* [What needs to be done]:
The exercise asks for every line of the data to be reproduced exactly.

--- Provided material ---

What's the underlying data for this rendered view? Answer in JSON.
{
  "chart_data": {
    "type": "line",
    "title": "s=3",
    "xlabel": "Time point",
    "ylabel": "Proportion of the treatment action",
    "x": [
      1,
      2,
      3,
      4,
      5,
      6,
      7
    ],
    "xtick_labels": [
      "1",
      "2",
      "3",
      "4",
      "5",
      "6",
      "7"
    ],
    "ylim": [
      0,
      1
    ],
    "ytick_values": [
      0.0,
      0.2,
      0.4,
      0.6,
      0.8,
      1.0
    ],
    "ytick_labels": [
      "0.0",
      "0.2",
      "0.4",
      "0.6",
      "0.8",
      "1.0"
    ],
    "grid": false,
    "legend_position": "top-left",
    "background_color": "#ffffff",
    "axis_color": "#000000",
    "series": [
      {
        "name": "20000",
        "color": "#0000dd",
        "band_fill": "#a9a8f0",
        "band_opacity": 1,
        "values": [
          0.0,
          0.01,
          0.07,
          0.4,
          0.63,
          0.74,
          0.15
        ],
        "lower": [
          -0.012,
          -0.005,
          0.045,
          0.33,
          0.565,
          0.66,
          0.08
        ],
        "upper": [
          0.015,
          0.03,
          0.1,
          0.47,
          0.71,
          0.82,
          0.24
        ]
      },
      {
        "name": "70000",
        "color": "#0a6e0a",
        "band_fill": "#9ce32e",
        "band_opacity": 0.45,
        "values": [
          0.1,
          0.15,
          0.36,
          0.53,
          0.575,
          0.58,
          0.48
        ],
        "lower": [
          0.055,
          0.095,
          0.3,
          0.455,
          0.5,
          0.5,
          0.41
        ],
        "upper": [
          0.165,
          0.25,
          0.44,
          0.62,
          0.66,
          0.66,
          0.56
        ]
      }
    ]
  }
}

---

* [Complete answer]:
What's the underlying data for this rendered view? Answer in JSON.
{
  "chart_data": {
    "type": "line",
    "title": "s=3",
    "xlabel": "Time point",
    "ylabel": "Proportion of the treatment action",
    "x": [
      1,
      2,
      3,
      4,
      5,
      6,
      7
    ],
    "xtick_labels": [
      "1",
      "2",
      "3",
      "4",
      "5",
      "6",
      "7"
    ],
    "ylim": [
      0,
      1
    ],
    "ytick_values": [
      0.0,
      0.2,
      0.4,
      0.6,
      0.8,
      1.0
    ],
    "ytick_labels": [
      "0.0",
      "0.2",
      "0.4",
      "0.6",
      "0.8",
      "1.0"
    ],
    "grid": false,
    "legend_position": "top-left",
    "background_color": "#ffffff",
    "axis_color": "#000000",
    "series": [
      {
        "name": "20000",
        "color": "#0000dd",
        "band_fill": "#a9a8f0",
        "band_opacity": 1,
        "values": [
          0.0,
          0.01,
          0.07,
          0.4,
          0.63,
          0.74,
          0.15
        ],
        "lower": [
          -0.012,
          -0.005,
          0.045,
          0.33,
          0.565,
          0.66,
          0.08
        ],
        "upper": [
          0.015,
          0.03,
          0.1,
          0.47,
          0.71,
          0.82,
          0.24
        ]
      },
      {
        "name": "70000",
        "color": "#0a6e0a",
        "band_fill": "#9ce32e",
        "band_opacity": 0.45,
        "values": [
          0.1,
          0.15,
          0.36,
          0.53,
          0.575,
          0.58,
          0.48
        ],
        "lower": [
          0.055,
          0.095,
          0.3,
          0.455,
          0.5,
          0.5,
          0.41
        ],
        "upper": [
          0.165,
          0.25,
          0.44,
          0.62,
          0.66,
          0.66,
          0.56
        ]
      }
    ]
  }
}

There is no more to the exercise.